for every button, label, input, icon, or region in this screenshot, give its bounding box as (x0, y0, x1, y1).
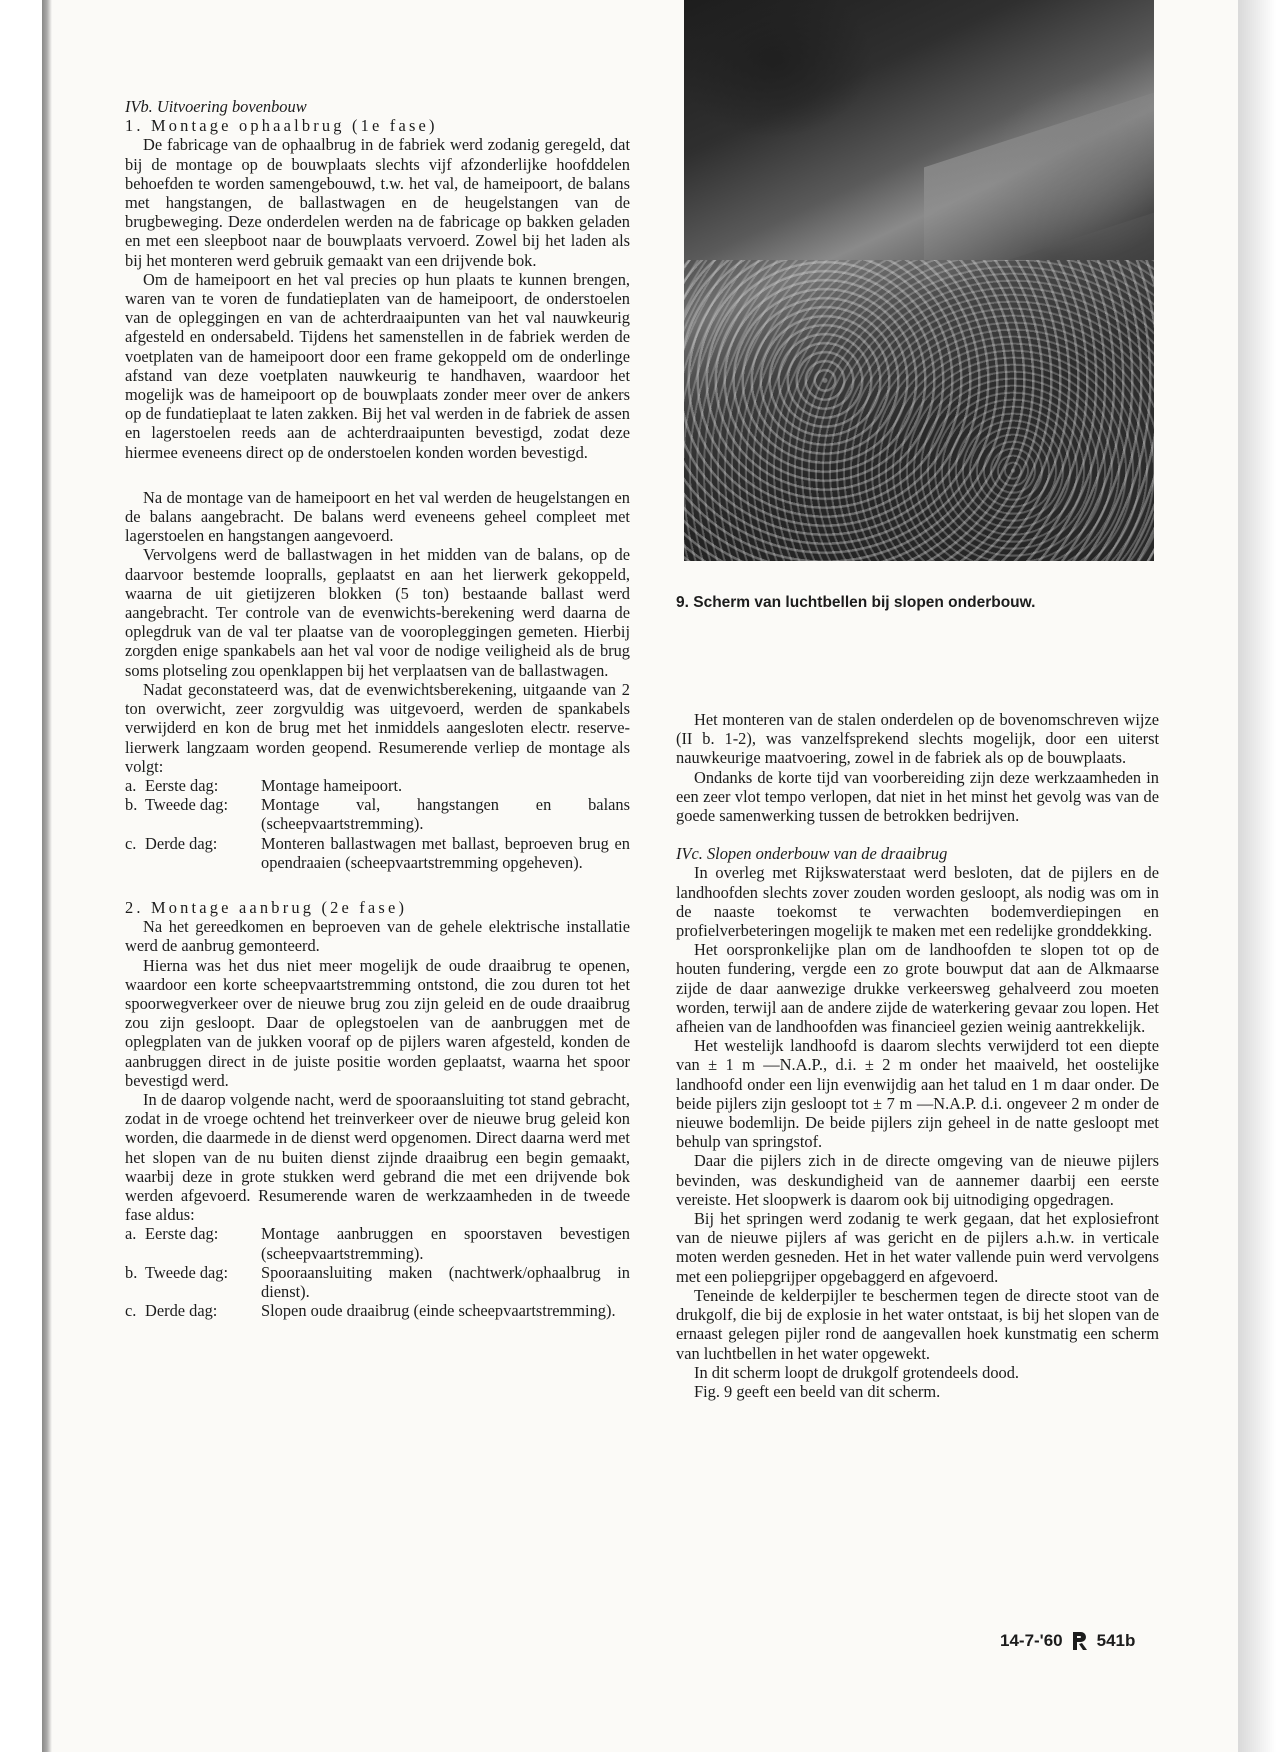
paragraph: Daar die pijlers zich in de directe omgeving van de nieuwe pijlers bevinden, was deskundigheid van de aannemer daarbij een eerste vereiste. Het sloopwerk is daarom ook bij uitnodiging opgedragen. (676, 1151, 1159, 1209)
schedule-text: Monteren ballastwagen met ballast, beproeven brug en opendraaien (scheepvaartstremming opgeheven). (261, 833, 630, 872)
schedule-row (125, 1301, 630, 1320)
paragraph: Nadat geconstateerd was, dat de evenwichtsberekening, uitgaande van 2 ton overwicht, zeer zorgvuldig was uitgevoerd, werden de spankabels verwijderd en kon de brug met het inmiddels aangesloten electr. reserve-lierwerk langzaam worden geopend. Resumerende verliep de montage als volgt: (125, 679, 630, 776)
photo-air-bubble-screen (684, 260, 1154, 561)
paragraph: In overleg met Rijkswaterstaat werd besloten, dat de pijlers en de landhoofden slechts zover zouden worden gesloopt, als nodig was om in de naaste toekomst te verwachten bodemverdiepingen en profielverbeteringen mogelijk te maken met een redelijke gronddekking. (676, 863, 1159, 941)
schedule-row (125, 834, 630, 872)
paragraph: Het oorspronkelijke plan om de landhoofden te slopen tot op de houten fundering, vergde een zo grote bouwput dat aan de Alkmaarse zijde de daar aanwezige drukke verkeersweg gehalveerd zou moeten worden, terwijl aan de andere zijde de waterkering gevaar zou lopen. Het afheien van de landhoofden was financieel gezien weinig aantrekkelijk. (676, 940, 1159, 1037)
paragraph: Hierna was het dus niet meer mogelijk de oude draaibrug te openen, waardoor een korte scheepvaartstremming ontstond, die zou duren tot het spoorwegverkeer over de nieuwe brug zou zijn geleid en de oude draaibrug zou zijn gesloopt. Daar de oplegstoelen van de aanbruggen met de oplegplaten van de jukken vooraf op de pijlers waren afgesteld, konden de aanbruggen direct in de juiste positie worden geplaatst, waarna het spoor bevestigd werd. (125, 955, 630, 1090)
schedule-day: Eerste dag: (145, 1224, 219, 1244)
publisher-logo-icon (1071, 1631, 1089, 1651)
paragraph: Teneinde de kelderpijler te beschermen tegen de directe stoot van de drukgolf, die bij de explosie in het water ontstaat, is bij het slopen van de ernaast gelegen pijler rond de aangevallen hoek kunstmatig een scherm van luchtbellen in het water opgewekt. (676, 1285, 1159, 1363)
schedule-row (125, 795, 630, 833)
footer-date: 14-7-'60 (1000, 1631, 1063, 1650)
heading-montage-ophaalbrug: 1. Montage ophaalbrug (1e fase) (125, 116, 438, 136)
paragraph: In de daarop volgende nacht, werd de spooraansluiting tot stand gebracht, zodat in de vroege ochtend het treinverkeer over de nieuwe brug geleid kon worden, die daarmede in de dienst werd opgenomen. Direct daarna werd met het slopen van de nu buiten dienst zijnde draaibrug een begin gemaakt, waarbij deze in grote stukken werd gebrand die met een drijvende bok werden afgevoerd. Resumerende waren de werkzaamheden in de tweede fase aldus: (125, 1089, 630, 1225)
page-left-edge-shadow (42, 0, 52, 1752)
paragraph: Om de hameipoort en het val precies op hun plaats te kunnen brengen, waren van te voren de fundatieplaten van de hameipoort, de onderstoelen van de opleggingen en van de achterdraaipunten van het val nauwkeurig afgesteld en ondersabeld. Tijdens het samenstellen in de fabriek werden de voetplaten van de hameipoort door een frame gekoppeld om de onderlinge afstand van deze voetplaten nauwkeurig te handhaven, waardoor het mogelijk was de hameipoort op de bouwplaats zonder meer over de ankers op de fundatieplaat te laten zakken. Bij het val werden in de fabriek de assen en lagerstoelen reeds aan de achterdraaipunten bevestigd, zodat deze hiermee eveneens direct op de onderstoelen konden worden bevestigd. (125, 269, 630, 462)
paragraph: Het westelijk landhoofd is daarom slechts verwijderd tot een diepte van ± 1 m —N.A.P., d.i. ± 2 m onder het maaiveld, het oostelijke landhoofd onder een lijn evenwijdig aan het talud en 1 m daar onder. De beide pijlers zijn gesloopt tot ± 7 m —N.A.P. d.i. ongeveer 2 m onder de nieuwe bodemlijn. De beide pijlers zijn geheel in de natte gesloopt met behulp van springstof. (676, 1036, 1159, 1152)
schedule-letter: b. (125, 795, 138, 815)
schedule-row (125, 1224, 630, 1262)
photo-wall-shape (924, 93, 1154, 288)
right-column (676, 710, 1159, 1401)
schedule-text: Montage aanbruggen en spoorstaven bevestigen (scheepvaartstremming). (261, 1224, 630, 1263)
schedule-day: Tweede dag: (145, 1262, 229, 1282)
section-title-ivb: IVb. Uitvoering bovenbouw (125, 97, 307, 116)
schedule-letter: a. (125, 775, 137, 795)
figure-9-caption: 9. Scherm van luchtbellen bij slopen onderbouw. (676, 594, 1036, 611)
page-right-edge (1238, 0, 1276, 1752)
paragraph: Ondanks de korte tijd van voorbereiding zijn deze werkzaamheden in een zeer vlot tempo verlopen, dat niet in het minst het gevolg was van de goede samenwerking tussen de betrokken bedrijven. (676, 767, 1159, 826)
paragraph: Na de montage van de hameipoort en het val werden de heugelstangen en de balans aangebracht. De balans werd eveneens geheel compleet met lagerstoelen en hangstangen aangevoerd. (125, 487, 630, 546)
left-column (125, 97, 630, 1320)
schedule-day: Derde dag: (145, 1301, 218, 1321)
schedule-letter: a. (125, 1224, 137, 1244)
schedule-letter: c. (125, 1301, 137, 1321)
page-footer (1000, 1631, 1170, 1651)
paragraph: In dit scherm loopt de drukgolf grotendeels dood. (694, 1362, 1020, 1382)
schedule-text: Montage val, hangstangen en balans (scheepvaartstremming). (261, 795, 630, 834)
heading-montage-aanbrug: 2. Montage aanbrug (2e fase) (125, 897, 408, 917)
schedule-letter: b. (125, 1262, 138, 1282)
schedule-row (125, 1263, 630, 1301)
paragraph: Na het gereedkomen en beproeven van de gehele elektrische installatie werd de aanbrug gemonteerd. (125, 917, 630, 956)
schedule-day: Eerste dag: (145, 775, 219, 795)
figure-9-photo (684, 0, 1154, 561)
schedule-text: Spooraansluiting maken (nachtwerk/ophaalbrug in dienst). (261, 1262, 630, 1301)
paragraph: Bij het springen werd zodanig te werk gegaan, dat het explosiefront van de nieuwe pijlers af was gericht en de pijlers a.h.w. in verticale moten werden gesneden. Het in het water vallende puin werd vervolgens met een poliepgrijper opgebaggerd en afgevoerd. (676, 1209, 1159, 1286)
paragraph: Vervolgens werd de ballastwagen in het midden van de balans, op de daarvoor bestemde loopralls, geplaatst en aan het lierwerk gekoppeld, waarna de uit gietijzeren blokken (5 ton) bestaande ballast werd aangebracht. Ter controle van de evenwichts-berekening werd daarna de oplegdruk van de val ter plaatse van de vooropleggingen gemeten. Hierbij zorgden enige spankabels aan het val voor de nodige veiligheid als de brug soms plotseling zou openklappen bij het verplaatsen van de ballastwagen. (125, 545, 630, 680)
footer-page-number: 541b (1096, 1631, 1136, 1650)
schedule-day: Tweede dag: (145, 795, 229, 815)
schedule-text: Montage hameipoort. (261, 775, 403, 795)
schedule-day: Derde dag: (145, 833, 218, 853)
section-title-ivc: IVc. Slopen onderbouw van de draaibrug (676, 844, 948, 864)
paragraph: Het monteren van de stalen onderdelen op de bovenomschreven wijze (II b. 1-2), was vanzelfsprekend slechts mogelijk, door een uiterst nauwkeurige maatvoering, zowel in de fabriek als op de bouwplaats. (676, 710, 1159, 768)
paragraph: Fig. 9 geeft een beeld van dit scherm. (694, 1381, 941, 1401)
schedule-row (125, 776, 630, 795)
schedule-letter: c. (125, 833, 137, 853)
schedule-text: Slopen oude draaibrug (einde scheepvaartstremming). (261, 1301, 616, 1321)
paragraph: De fabricage van de ophaalbrug in de fabriek werd zodanig geregeld, dat bij de montage op de bouwplaats slechts vijf afzonderlijke hoofddelen behoefden te worden samengebouwd, t.w. het val, de hameipoort, de balans met hangstangen, de ballastwagen en de heugelstangen van de brugbeweging. Deze onderdelen werden na de fabricage op bakken geladen en met een sleepboot naar de bouwplaats vervoerd. Zowel bij het laden als bij het monteren werd gebruik gemaakt van een drijvende bok. (125, 135, 630, 270)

** WHAT TO DO **
Show every line in the entries above that contains the string "edge".

** REPLY **
page-left-edge-shadow (42, 0, 52, 1752)
page-right-edge (1238, 0, 1276, 1752)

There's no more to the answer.